▶ _Exercise description_
Without the pictures, copy the entries below word for word.

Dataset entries
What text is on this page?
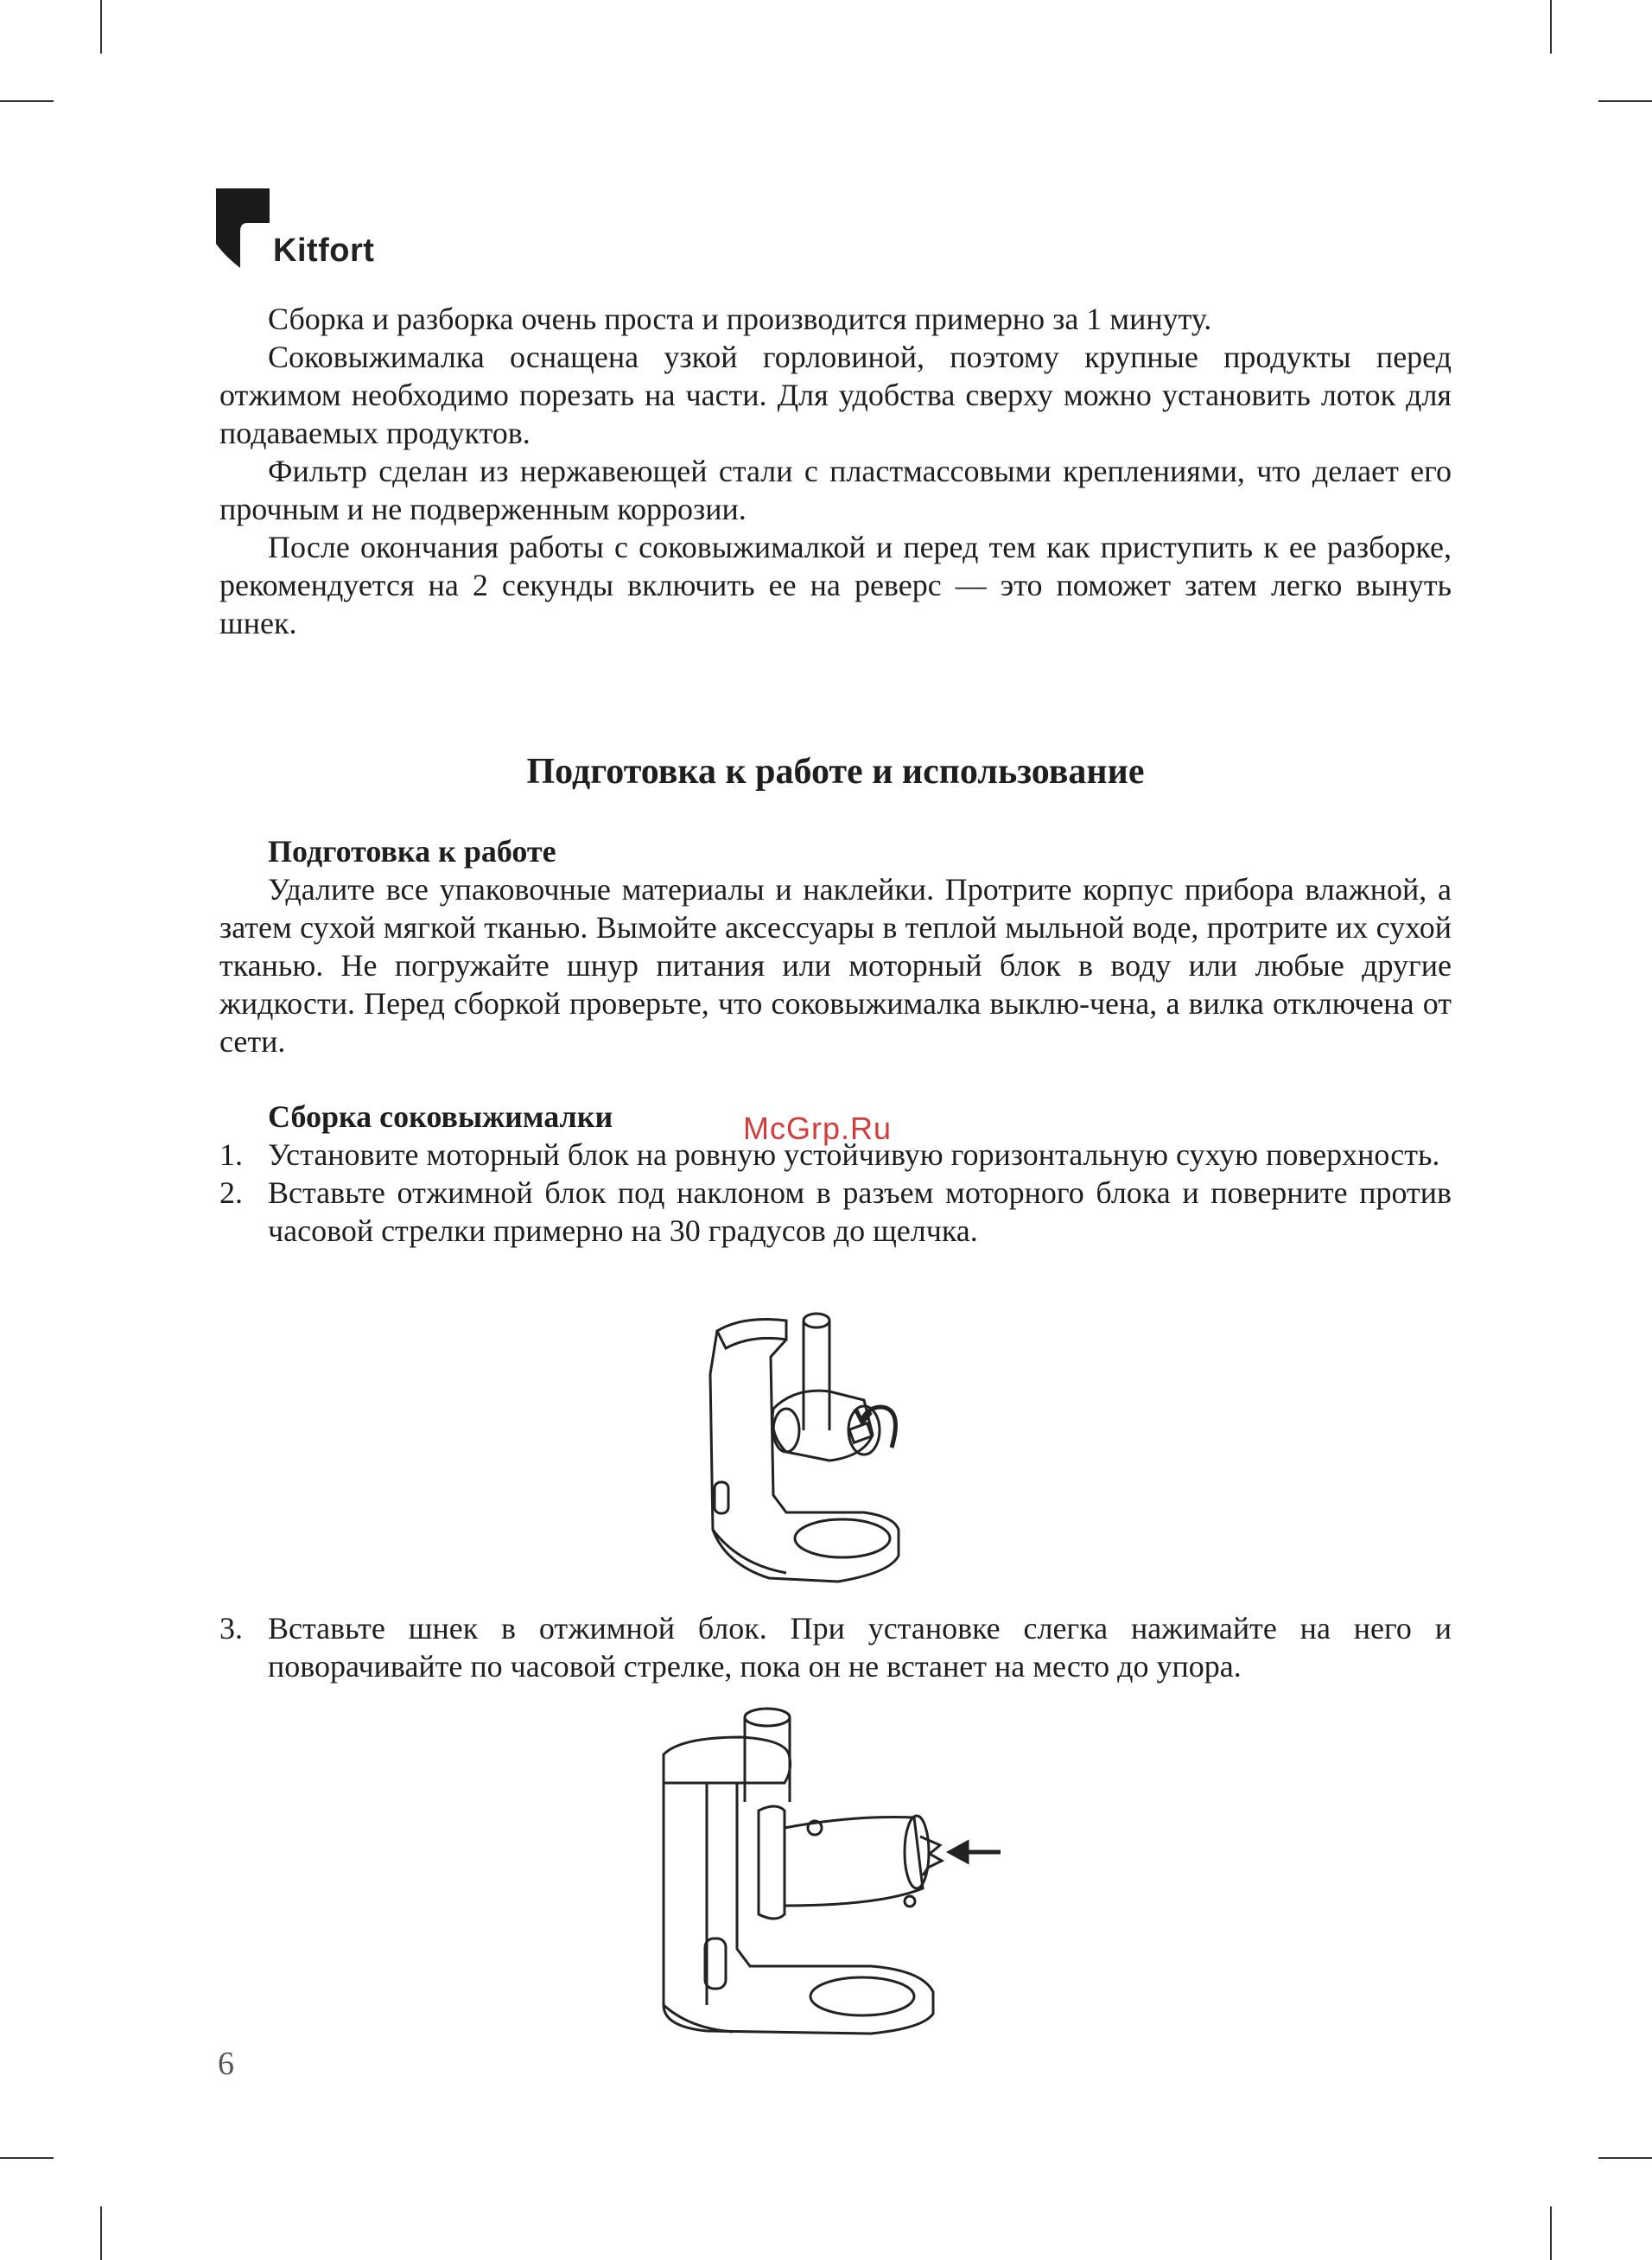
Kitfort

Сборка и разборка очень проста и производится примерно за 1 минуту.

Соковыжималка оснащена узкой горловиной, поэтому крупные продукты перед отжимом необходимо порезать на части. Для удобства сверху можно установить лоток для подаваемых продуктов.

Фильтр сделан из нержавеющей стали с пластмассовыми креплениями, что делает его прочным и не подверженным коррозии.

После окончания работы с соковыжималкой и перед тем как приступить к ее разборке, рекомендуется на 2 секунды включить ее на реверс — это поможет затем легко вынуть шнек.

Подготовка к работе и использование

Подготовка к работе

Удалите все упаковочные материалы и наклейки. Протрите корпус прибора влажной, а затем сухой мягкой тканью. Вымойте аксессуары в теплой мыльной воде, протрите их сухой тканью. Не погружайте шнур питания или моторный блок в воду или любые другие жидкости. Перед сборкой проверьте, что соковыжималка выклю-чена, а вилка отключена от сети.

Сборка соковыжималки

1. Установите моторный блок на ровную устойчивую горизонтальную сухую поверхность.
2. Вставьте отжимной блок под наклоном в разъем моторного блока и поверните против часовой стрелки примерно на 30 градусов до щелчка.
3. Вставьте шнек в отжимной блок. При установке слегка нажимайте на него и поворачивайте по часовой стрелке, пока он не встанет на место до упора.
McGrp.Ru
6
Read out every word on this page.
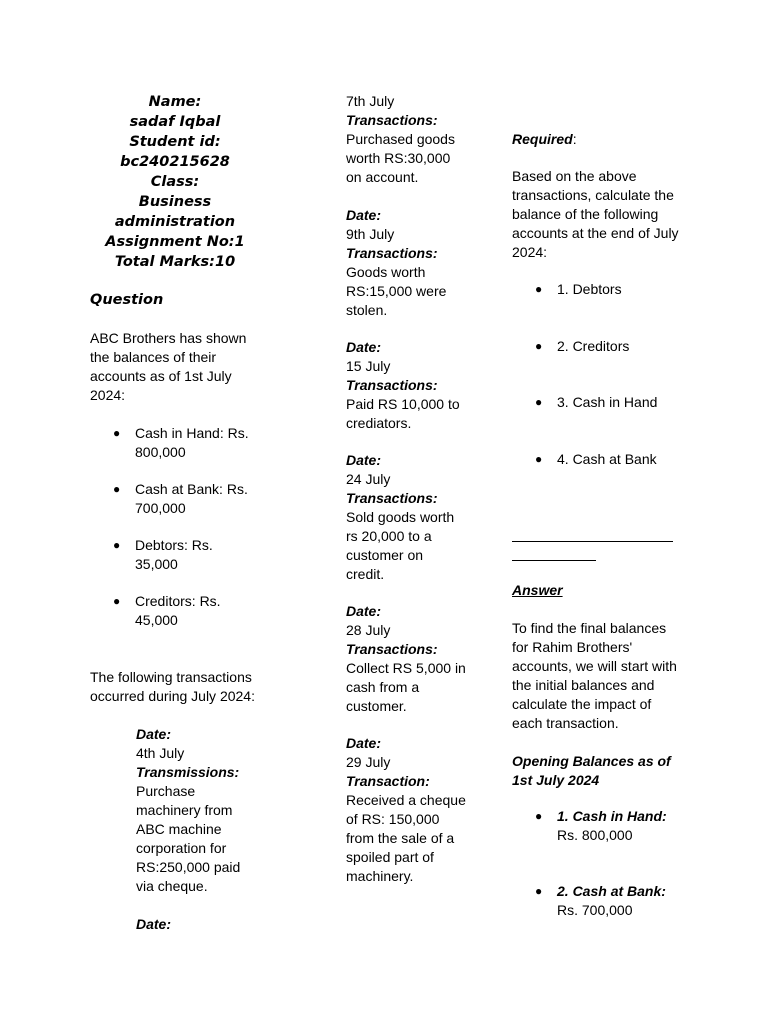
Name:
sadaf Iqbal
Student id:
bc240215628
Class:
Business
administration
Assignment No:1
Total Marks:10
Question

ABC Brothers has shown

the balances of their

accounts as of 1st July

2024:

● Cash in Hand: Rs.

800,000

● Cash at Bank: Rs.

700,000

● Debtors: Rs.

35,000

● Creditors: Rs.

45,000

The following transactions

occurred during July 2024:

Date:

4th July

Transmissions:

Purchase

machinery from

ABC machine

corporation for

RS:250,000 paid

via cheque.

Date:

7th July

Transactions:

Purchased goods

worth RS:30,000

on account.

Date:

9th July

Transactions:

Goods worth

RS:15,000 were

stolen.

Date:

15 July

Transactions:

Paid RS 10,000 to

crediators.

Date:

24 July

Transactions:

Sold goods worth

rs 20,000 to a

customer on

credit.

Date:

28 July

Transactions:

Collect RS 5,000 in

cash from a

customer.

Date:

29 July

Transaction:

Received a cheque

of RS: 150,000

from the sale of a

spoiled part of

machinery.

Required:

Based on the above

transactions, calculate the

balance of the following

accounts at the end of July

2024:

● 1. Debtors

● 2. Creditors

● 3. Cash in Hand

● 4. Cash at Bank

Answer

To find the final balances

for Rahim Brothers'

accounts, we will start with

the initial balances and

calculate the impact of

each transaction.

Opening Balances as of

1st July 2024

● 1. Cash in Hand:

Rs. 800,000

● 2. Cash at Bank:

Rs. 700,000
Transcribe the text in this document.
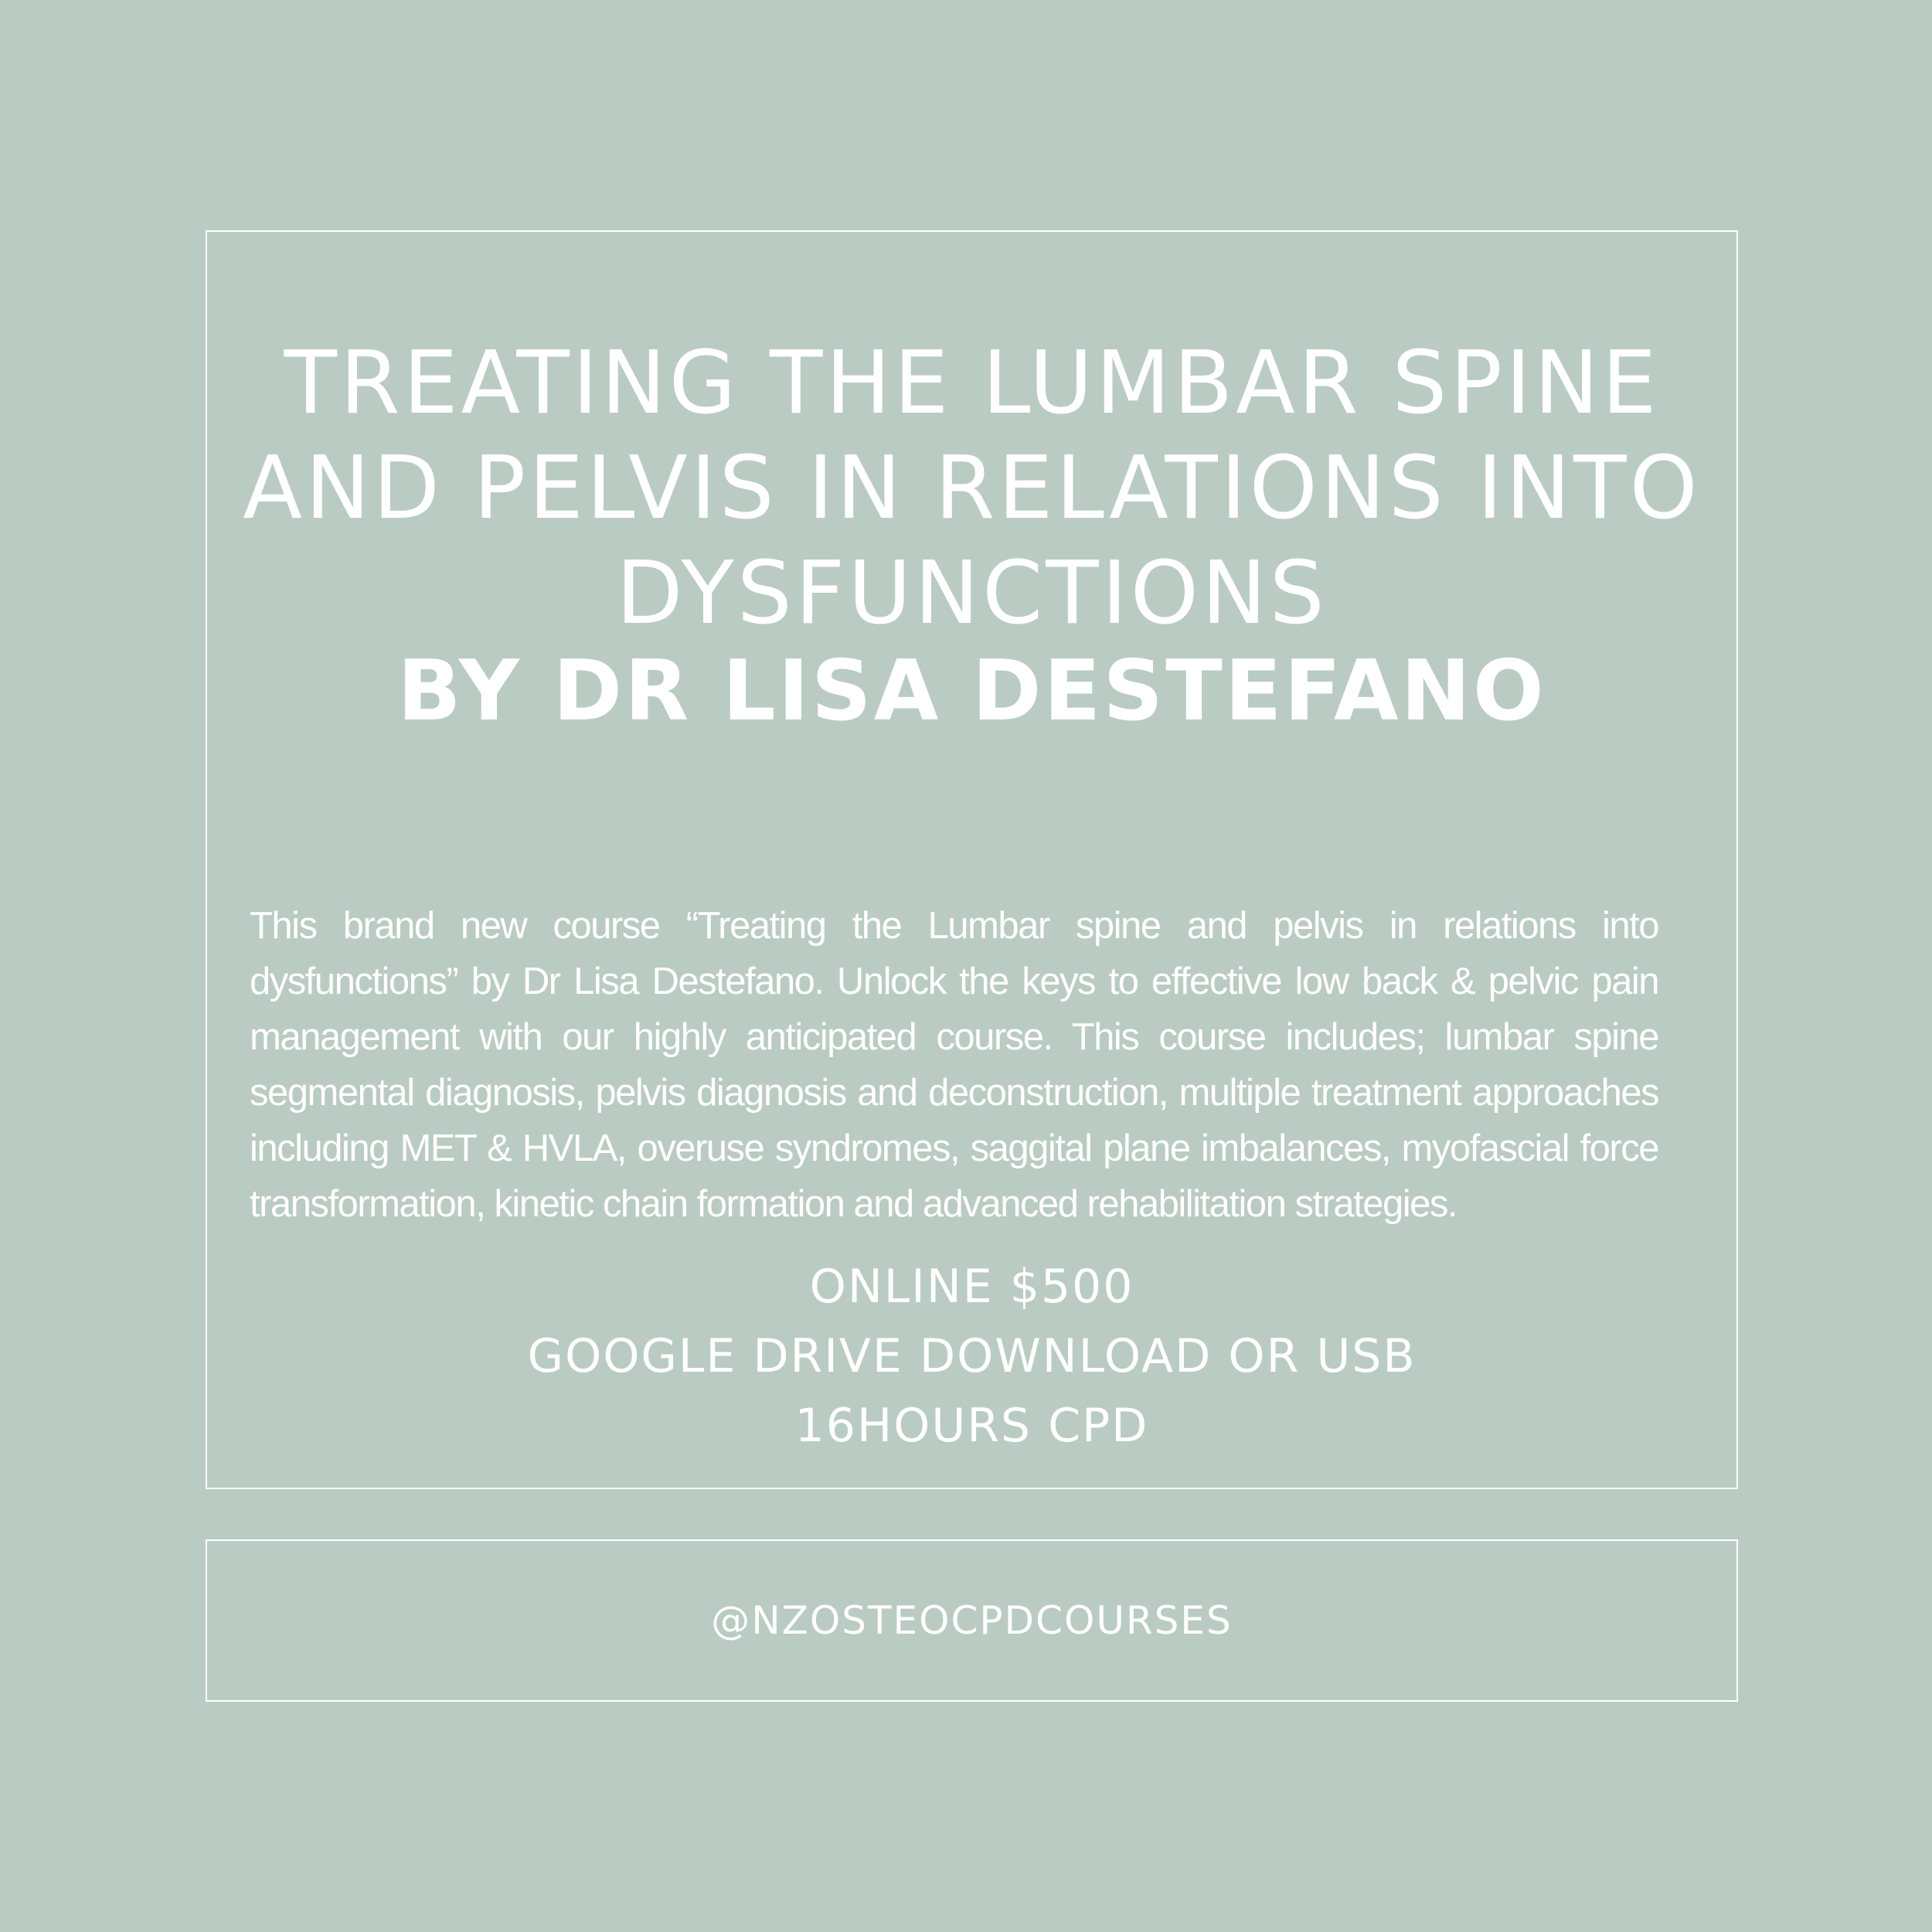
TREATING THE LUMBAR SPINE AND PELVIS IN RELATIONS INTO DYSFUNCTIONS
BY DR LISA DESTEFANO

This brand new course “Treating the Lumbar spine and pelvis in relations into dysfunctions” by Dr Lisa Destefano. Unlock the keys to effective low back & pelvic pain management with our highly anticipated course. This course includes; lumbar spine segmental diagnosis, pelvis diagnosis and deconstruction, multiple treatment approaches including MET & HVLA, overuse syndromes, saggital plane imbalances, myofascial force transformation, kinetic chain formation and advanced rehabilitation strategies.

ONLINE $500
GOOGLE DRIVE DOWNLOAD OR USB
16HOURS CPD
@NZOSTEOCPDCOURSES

▶ _Response to the exercise_
What text is on this page?
Kitfort

Сборка и разборка очень проста и производится примерно за 1 минуту.

Соковыжималка оснащена узкой горловиной, поэтому крупные продукты перед отжимом необходимо порезать на части. Для удобства сверху можно установить лоток для подаваемых продуктов.

Фильтр сделан из нержавеющей стали с пластмассовыми креплениями, что делает его прочным и не подверженным коррозии.

После окончания работы с соковыжималкой и перед тем как приступить к ее разборке, рекомендуется на 2 секунды включить ее на реверс — это поможет затем легко вынуть шнек.

Подготовка к работе и использование

Подготовка к работе

Удалите все упаковочные материалы и наклейки. Протрите корпус прибора влажной, а затем сухой мягкой тканью. Вымойте аксессуары в теплой мыльной воде, протрите их сухой тканью. Не погружайте шнур питания или моторный блок в воду или любые другие жидкости. Перед сборкой проверьте, что соковыжималка выклю-чена, а вилка отключена от сети.

Сборка соковыжималки

1. Установите моторный блок на ровную устойчивую горизонтальную сухую поверхность.
2. Вставьте отжимной блок под наклоном в разъем моторного блока и поверните против часовой стрелки примерно на 30 градусов до щелчка.
3. Вставьте шнек в отжимной блок. При установке слегка нажимайте на него и поворачивайте по часовой стрелке, пока он не встанет на место до упора.
McGrp.Ru
6
Read out every word on this page.
Name:
sadaf Iqbal
Student id:
bc240215628
Class:
Business
administration
Assignment No:1
Total Marks:10
Question

ABC Brothers has shown

the balances of their

accounts as of 1st July

2024:

● Cash in Hand: Rs.

800,000

● Cash at Bank: Rs.

700,000

● Debtors: Rs.

35,000

● Creditors: Rs.

45,000

The following transactions

occurred during July 2024:

Date:

4th July

Transmissions:

Purchase

machinery from

ABC machine

corporation for

RS:250,000 paid

via cheque.

Date:

7th July

Transactions:

Purchased goods

worth RS:30,000

on account.

Date:

9th July

Transactions:

Goods worth

RS:15,000 were

stolen.

Date:

15 July

Transactions:

Paid RS 10,000 to

crediators.

Date:

24 July

Transactions:

Sold goods worth

rs 20,000 to a

customer on

credit.

Date:

28 July

Transactions:

Collect RS 5,000 in

cash from a

customer.

Date:

29 July

Transaction:

Received a cheque

of RS: 150,000

from the sale of a

spoiled part of

machinery.

Required:

Based on the above

transactions, calculate the

balance of the following

accounts at the end of July

2024:

● 1. Debtors

● 2. Creditors

● 3. Cash in Hand

● 4. Cash at Bank

Answer

To find the final balances

for Rahim Brothers'

accounts, we will start with

the initial balances and

calculate the impact of

each transaction.

Opening Balances as of

1st July 2024

● 1. Cash in Hand:

Rs. 800,000

● 2. Cash at Bank:

Rs. 700,000
Transcribe the text in this document.
TREATING THE LUMBAR SPINE AND PELVIS IN RELATIONS INTO DYSFUNCTIONS
BY DR LISA DESTEFANO

This brand new course “Treating the Lumbar spine and pelvis in relations into dysfunctions” by Dr Lisa Destefano. Unlock the keys to effective low back & pelvic pain management with our highly anticipated course. This course includes; lumbar spine segmental diagnosis, pelvis diagnosis and deconstruction, multiple treatment approaches including MET & HVLA, overuse syndromes, saggital plane imbalances, myofascial force transformation, kinetic chain formation and advanced rehabilitation strategies.

ONLINE $500
GOOGLE DRIVE DOWNLOAD OR USB
16HOURS CPD
@NZOSTEOCPDCOURSES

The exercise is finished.